## Start

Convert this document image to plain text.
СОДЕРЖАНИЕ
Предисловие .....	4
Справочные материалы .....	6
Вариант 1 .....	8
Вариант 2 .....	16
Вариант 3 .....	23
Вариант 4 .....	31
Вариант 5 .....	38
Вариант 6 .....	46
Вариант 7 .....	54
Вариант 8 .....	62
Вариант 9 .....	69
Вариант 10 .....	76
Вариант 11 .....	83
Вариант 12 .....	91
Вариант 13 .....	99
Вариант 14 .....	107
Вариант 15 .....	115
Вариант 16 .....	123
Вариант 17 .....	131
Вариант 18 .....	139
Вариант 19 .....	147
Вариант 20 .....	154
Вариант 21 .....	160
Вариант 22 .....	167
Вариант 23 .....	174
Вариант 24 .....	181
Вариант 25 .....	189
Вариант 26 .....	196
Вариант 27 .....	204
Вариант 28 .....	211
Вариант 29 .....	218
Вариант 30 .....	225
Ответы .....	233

## End

* **GIVEN INSTRUCTION**
The lines above should be duplicated exactly.

* **ANSWER FOR THE TASK**
Convert this document image to plain text.
СОДЕРЖАНИЕ
Предисловие .....	4
Справочные материалы .....	6
Вариант 1 .....	8
Вариант 2 .....	16
Вариант 3 .....	23
Вариант 4 .....	31
Вариант 5 .....	38
Вариант 6 .....	46
Вариант 7 .....	54
Вариант 8 .....	62
Вариант 9 .....	69
Вариант 10 .....	76
Вариант 11 .....	83
Вариант 12 .....	91
Вариант 13 .....	99
Вариант 14 .....	107
Вариант 15 .....	115
Вариант 16 .....	123
Вариант 17 .....	131
Вариант 18 .....	139
Вариант 19 .....	147
Вариант 20 .....	154
Вариант 21 .....	160
Вариант 22 .....	167
Вариант 23 .....	174
Вариант 24 .....	181
Вариант 25 .....	189
Вариант 26 .....	196
Вариант 27 .....	204
Вариант 28 .....	211
Вариант 29 .....	218
Вариант 30 .....	225
Ответы .....	233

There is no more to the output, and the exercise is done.